## EXERCISE
Transcribe each of the rows below verbatim, omitting the pictures.

## RECORDS TO PROCESS
########

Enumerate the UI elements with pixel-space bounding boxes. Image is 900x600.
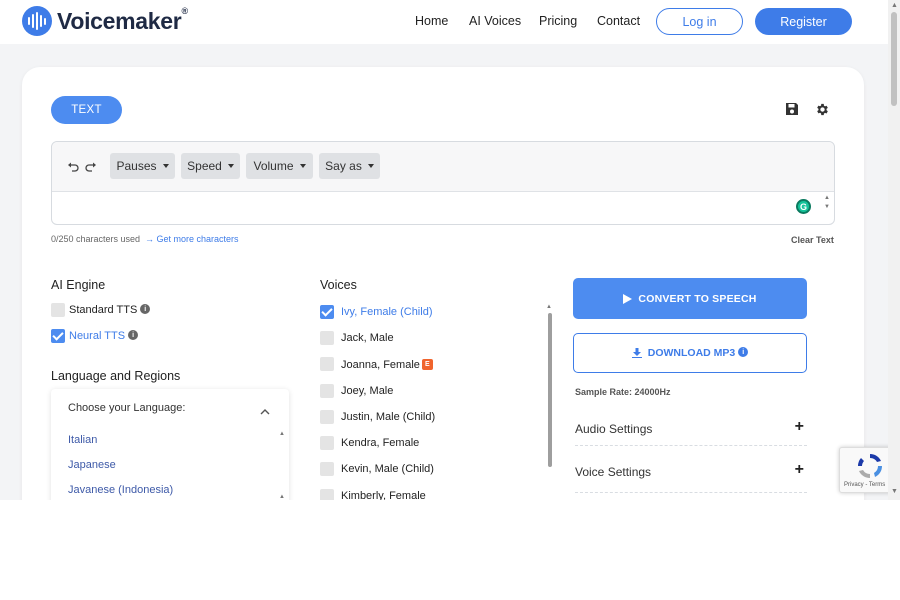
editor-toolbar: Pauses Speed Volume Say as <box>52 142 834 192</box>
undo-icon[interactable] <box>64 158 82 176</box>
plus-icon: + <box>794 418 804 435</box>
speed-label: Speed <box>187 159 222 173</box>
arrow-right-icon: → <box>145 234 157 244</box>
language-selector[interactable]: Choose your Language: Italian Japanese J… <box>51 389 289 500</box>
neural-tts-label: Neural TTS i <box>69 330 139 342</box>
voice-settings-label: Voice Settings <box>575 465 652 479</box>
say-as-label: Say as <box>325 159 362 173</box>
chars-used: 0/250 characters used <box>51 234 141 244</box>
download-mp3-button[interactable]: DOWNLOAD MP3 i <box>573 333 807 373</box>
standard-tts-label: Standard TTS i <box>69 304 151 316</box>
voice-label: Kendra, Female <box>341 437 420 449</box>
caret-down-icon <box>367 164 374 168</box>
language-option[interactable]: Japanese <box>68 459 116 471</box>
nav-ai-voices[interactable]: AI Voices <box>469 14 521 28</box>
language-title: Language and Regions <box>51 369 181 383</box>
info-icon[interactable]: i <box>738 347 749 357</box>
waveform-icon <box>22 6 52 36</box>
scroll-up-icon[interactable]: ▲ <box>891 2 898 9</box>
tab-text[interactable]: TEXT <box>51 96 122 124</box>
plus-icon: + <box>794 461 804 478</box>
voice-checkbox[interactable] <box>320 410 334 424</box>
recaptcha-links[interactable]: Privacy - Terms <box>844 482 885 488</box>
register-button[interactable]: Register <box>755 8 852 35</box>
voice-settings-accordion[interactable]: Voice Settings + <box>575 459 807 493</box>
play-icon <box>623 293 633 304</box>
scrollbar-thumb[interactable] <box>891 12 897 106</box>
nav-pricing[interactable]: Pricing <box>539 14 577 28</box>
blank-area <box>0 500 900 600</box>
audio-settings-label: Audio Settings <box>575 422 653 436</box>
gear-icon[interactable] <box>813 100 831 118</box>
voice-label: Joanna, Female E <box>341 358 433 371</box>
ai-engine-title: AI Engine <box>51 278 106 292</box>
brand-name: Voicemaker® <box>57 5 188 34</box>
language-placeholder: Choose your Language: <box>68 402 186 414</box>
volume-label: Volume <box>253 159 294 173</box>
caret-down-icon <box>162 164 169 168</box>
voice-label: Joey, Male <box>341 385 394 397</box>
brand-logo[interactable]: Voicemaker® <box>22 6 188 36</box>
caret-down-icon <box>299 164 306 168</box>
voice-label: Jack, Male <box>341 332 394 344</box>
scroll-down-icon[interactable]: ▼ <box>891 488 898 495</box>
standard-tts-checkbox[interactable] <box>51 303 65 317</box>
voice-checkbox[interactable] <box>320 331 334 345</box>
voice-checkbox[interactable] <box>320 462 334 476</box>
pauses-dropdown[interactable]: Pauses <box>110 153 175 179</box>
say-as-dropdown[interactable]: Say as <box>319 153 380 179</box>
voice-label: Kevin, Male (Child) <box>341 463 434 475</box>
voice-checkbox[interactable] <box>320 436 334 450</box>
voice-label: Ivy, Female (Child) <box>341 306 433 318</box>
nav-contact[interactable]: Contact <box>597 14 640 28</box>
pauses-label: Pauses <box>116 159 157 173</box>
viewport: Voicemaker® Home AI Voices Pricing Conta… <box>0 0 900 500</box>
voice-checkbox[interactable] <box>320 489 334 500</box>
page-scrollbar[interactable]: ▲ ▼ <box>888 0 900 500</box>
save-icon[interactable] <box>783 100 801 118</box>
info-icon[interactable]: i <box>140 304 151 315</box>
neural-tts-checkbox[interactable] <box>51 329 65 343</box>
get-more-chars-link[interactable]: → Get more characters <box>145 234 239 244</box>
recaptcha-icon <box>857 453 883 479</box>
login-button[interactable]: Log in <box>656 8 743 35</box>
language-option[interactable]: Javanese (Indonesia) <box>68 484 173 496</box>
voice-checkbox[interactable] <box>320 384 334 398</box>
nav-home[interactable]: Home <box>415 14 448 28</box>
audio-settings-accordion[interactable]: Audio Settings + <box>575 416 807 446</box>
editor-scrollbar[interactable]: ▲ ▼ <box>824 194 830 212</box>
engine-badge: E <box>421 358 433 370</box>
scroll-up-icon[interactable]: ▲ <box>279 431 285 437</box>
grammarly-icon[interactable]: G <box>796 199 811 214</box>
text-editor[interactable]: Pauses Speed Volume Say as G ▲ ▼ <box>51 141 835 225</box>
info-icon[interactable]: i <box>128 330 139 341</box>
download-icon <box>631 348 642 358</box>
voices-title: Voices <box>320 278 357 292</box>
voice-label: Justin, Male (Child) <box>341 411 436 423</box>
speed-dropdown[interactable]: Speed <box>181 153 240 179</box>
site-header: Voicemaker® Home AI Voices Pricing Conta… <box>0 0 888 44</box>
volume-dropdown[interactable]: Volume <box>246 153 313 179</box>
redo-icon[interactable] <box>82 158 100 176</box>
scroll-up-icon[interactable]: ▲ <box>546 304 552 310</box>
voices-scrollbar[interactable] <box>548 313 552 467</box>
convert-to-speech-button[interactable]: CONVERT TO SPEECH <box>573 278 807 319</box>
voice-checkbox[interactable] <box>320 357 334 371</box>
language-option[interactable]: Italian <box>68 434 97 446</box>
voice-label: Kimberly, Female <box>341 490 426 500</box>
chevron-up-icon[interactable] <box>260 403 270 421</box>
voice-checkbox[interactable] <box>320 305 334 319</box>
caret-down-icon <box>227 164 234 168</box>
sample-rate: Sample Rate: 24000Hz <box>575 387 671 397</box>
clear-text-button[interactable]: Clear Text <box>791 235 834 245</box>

########

## SOLUTION
Enumerate the UI elements with pixel-space bounding boxes. Image is 900x600.
editor-toolbar: Pauses Speed Volume Say as <box>52 142 834 192</box>
undo-icon[interactable] <box>64 158 82 176</box>
plus-icon: + <box>794 418 804 435</box>
speed-label: Speed <box>187 159 222 173</box>
arrow-right-icon: → <box>145 234 157 244</box>
language-selector[interactable]: Choose your Language: Italian Japanese J… <box>51 389 289 500</box>
neural-tts-label: Neural TTS i <box>69 330 139 342</box>
voice-settings-label: Voice Settings <box>575 465 652 479</box>
say-as-label: Say as <box>325 159 362 173</box>
chars-used: 0/250 characters used <box>51 234 141 244</box>
download-mp3-button[interactable]: DOWNLOAD MP3 i <box>573 333 807 373</box>
standard-tts-label: Standard TTS i <box>69 304 151 316</box>
voice-label: Kendra, Female <box>341 437 420 449</box>
caret-down-icon <box>367 164 374 168</box>
language-option[interactable]: Japanese <box>68 459 116 471</box>
nav-ai-voices[interactable]: AI Voices <box>469 14 521 28</box>
language-title: Language and Regions <box>51 369 181 383</box>
info-icon[interactable]: i <box>738 347 749 357</box>
waveform-icon <box>22 6 52 36</box>
scroll-up-icon[interactable]: ▲ <box>891 2 898 9</box>
tab-text[interactable]: TEXT <box>51 96 122 124</box>
plus-icon: + <box>794 461 804 478</box>
voice-checkbox[interactable] <box>320 410 334 424</box>
recaptcha-links[interactable]: Privacy - Terms <box>844 482 885 488</box>
register-button[interactable]: Register <box>755 8 852 35</box>
voice-settings-accordion[interactable]: Voice Settings + <box>575 459 807 493</box>
play-icon <box>623 293 633 304</box>
scrollbar-thumb[interactable] <box>891 12 897 106</box>
nav-pricing[interactable]: Pricing <box>539 14 577 28</box>
blank-area <box>0 500 900 600</box>
audio-settings-label: Audio Settings <box>575 422 653 436</box>
gear-icon[interactable] <box>813 100 831 118</box>
voice-label: Joanna, Female E <box>341 358 433 371</box>
ai-engine-title: AI Engine <box>51 278 106 292</box>
brand-name: Voicemaker® <box>57 5 188 34</box>
language-placeholder: Choose your Language: <box>68 402 186 414</box>
volume-label: Volume <box>253 159 294 173</box>
caret-down-icon <box>162 164 169 168</box>
voice-label: Joey, Male <box>341 385 394 397</box>
brand-logo[interactable]: Voicemaker® <box>22 6 188 36</box>
caret-down-icon <box>299 164 306 168</box>
voice-label: Jack, Male <box>341 332 394 344</box>
scroll-down-icon[interactable]: ▼ <box>891 488 898 495</box>
standard-tts-checkbox[interactable] <box>51 303 65 317</box>
voice-checkbox[interactable] <box>320 331 334 345</box>
voice-checkbox[interactable] <box>320 462 334 476</box>
pauses-dropdown[interactable]: Pauses <box>110 153 175 179</box>
say-as-dropdown[interactable]: Say as <box>319 153 380 179</box>
voice-label: Kevin, Male (Child) <box>341 463 434 475</box>
voice-checkbox[interactable] <box>320 436 334 450</box>
voice-label: Ivy, Female (Child) <box>341 306 433 318</box>
nav-contact[interactable]: Contact <box>597 14 640 28</box>
pauses-label: Pauses <box>116 159 157 173</box>
viewport: Voicemaker® Home AI Voices Pricing Conta… <box>0 0 900 500</box>
voice-checkbox[interactable] <box>320 489 334 500</box>
page-scrollbar[interactable]: ▲ ▼ <box>888 0 900 500</box>
save-icon[interactable] <box>783 100 801 118</box>
info-icon[interactable]: i <box>140 304 151 315</box>
neural-tts-checkbox[interactable] <box>51 329 65 343</box>
get-more-chars-link[interactable]: → Get more characters <box>145 234 239 244</box>
recaptcha-icon <box>857 453 883 479</box>
login-button[interactable]: Log in <box>656 8 743 35</box>
language-option[interactable]: Javanese (Indonesia) <box>68 484 173 496</box>
voice-checkbox[interactable] <box>320 384 334 398</box>
nav-home[interactable]: Home <box>415 14 448 28</box>
audio-settings-accordion[interactable]: Audio Settings + <box>575 416 807 446</box>
editor-scrollbar[interactable]: ▲ ▼ <box>824 194 830 212</box>
engine-badge: E <box>421 358 433 370</box>
scroll-up-icon[interactable]: ▲ <box>279 431 285 437</box>
grammarly-icon[interactable]: G <box>796 199 811 214</box>
text-editor[interactable]: Pauses Speed Volume Say as G ▲ ▼ <box>51 141 835 225</box>
info-icon[interactable]: i <box>128 330 139 341</box>
download-icon <box>631 348 642 358</box>
voices-title: Voices <box>320 278 357 292</box>
voice-label: Justin, Male (Child) <box>341 411 436 423</box>
speed-dropdown[interactable]: Speed <box>181 153 240 179</box>
site-header: Voicemaker® Home AI Voices Pricing Conta… <box>0 0 888 44</box>
volume-dropdown[interactable]: Volume <box>246 153 313 179</box>
redo-icon[interactable] <box>82 158 100 176</box>
scroll-up-icon[interactable]: ▲ <box>546 304 552 310</box>
voices-scrollbar[interactable] <box>548 313 552 467</box>
convert-to-speech-button[interactable]: CONVERT TO SPEECH <box>573 278 807 319</box>
voice-checkbox[interactable] <box>320 357 334 371</box>
language-option[interactable]: Italian <box>68 434 97 446</box>
voice-label: Kimberly, Female <box>341 490 426 500</box>
chevron-up-icon[interactable] <box>260 403 270 421</box>
voice-checkbox[interactable] <box>320 305 334 319</box>
caret-down-icon <box>227 164 234 168</box>
sample-rate: Sample Rate: 24000Hz <box>575 387 671 397</box>
clear-text-button[interactable]: Clear Text <box>791 235 834 245</box>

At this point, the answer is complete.